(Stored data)

____

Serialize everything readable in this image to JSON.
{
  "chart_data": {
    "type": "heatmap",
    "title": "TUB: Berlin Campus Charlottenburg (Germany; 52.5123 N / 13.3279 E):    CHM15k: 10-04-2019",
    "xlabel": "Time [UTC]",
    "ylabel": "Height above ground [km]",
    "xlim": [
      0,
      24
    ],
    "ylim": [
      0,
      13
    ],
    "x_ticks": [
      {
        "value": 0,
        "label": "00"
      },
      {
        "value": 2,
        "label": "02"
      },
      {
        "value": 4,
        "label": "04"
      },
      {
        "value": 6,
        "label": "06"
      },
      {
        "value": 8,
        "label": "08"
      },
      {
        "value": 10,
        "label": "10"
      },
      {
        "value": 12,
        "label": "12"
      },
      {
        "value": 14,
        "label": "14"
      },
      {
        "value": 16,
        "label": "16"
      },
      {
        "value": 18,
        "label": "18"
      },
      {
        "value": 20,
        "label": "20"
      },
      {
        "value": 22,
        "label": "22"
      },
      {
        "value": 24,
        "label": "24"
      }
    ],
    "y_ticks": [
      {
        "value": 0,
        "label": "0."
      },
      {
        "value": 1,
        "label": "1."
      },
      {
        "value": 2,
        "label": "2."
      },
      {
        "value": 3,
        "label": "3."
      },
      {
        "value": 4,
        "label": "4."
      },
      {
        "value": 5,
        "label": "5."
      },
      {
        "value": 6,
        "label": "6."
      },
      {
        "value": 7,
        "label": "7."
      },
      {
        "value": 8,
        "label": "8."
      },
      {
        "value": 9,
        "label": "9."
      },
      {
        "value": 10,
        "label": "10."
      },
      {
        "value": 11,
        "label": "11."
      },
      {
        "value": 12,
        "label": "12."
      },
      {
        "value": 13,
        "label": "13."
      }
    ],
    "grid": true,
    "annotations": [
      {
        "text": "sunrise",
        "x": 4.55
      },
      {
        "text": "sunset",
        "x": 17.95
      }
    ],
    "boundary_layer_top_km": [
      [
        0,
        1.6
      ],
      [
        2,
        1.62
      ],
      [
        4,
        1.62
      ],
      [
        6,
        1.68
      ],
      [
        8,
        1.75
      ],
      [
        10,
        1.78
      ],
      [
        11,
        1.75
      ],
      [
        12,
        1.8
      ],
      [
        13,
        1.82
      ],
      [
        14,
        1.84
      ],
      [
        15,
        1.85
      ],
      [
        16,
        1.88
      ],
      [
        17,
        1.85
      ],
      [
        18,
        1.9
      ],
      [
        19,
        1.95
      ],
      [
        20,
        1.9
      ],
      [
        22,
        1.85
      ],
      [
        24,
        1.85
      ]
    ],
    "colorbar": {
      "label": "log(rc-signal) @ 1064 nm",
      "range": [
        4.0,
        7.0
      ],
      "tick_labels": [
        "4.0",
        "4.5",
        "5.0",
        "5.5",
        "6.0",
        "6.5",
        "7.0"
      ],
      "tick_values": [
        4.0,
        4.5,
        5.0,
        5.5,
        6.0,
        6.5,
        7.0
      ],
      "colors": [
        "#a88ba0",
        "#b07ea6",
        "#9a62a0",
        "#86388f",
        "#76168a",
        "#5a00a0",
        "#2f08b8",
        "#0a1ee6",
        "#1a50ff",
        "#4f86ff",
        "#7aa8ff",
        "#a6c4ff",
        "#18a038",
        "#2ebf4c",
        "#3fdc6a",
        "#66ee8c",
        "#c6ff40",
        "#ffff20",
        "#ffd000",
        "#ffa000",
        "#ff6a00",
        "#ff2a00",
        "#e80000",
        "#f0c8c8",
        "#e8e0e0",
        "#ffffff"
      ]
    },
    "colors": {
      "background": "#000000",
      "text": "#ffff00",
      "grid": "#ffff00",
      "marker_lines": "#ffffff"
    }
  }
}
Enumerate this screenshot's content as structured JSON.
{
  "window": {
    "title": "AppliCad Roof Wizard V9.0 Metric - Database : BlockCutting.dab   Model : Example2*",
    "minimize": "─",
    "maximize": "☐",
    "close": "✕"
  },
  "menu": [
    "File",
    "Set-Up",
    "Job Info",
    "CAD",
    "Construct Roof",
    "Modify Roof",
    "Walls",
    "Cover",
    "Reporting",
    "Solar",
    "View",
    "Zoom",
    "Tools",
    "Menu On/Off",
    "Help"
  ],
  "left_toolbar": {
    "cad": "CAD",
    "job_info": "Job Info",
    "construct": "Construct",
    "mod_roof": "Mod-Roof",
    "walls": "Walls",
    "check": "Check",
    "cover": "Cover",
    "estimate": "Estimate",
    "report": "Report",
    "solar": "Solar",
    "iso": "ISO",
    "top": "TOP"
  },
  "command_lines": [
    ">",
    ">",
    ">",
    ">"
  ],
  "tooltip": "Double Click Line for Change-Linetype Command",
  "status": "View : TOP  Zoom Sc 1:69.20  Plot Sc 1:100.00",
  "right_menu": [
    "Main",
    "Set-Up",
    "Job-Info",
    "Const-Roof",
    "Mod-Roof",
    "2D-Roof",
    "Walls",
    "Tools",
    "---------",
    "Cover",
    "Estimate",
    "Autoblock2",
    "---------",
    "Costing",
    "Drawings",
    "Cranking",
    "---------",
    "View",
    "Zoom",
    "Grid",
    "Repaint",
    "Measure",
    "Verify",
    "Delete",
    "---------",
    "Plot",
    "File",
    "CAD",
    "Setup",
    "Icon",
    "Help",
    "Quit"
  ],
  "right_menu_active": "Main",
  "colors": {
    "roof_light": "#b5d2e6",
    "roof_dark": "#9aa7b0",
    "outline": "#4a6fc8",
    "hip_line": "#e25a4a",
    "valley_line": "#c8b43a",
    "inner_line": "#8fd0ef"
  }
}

____

From the material above, gather all lines that include the string "Plot" and copy them.

* Worked solution:
  "status": "View : TOP  Zoom Sc 1:69.20  Plot Sc 1:100.00",
    "Plot",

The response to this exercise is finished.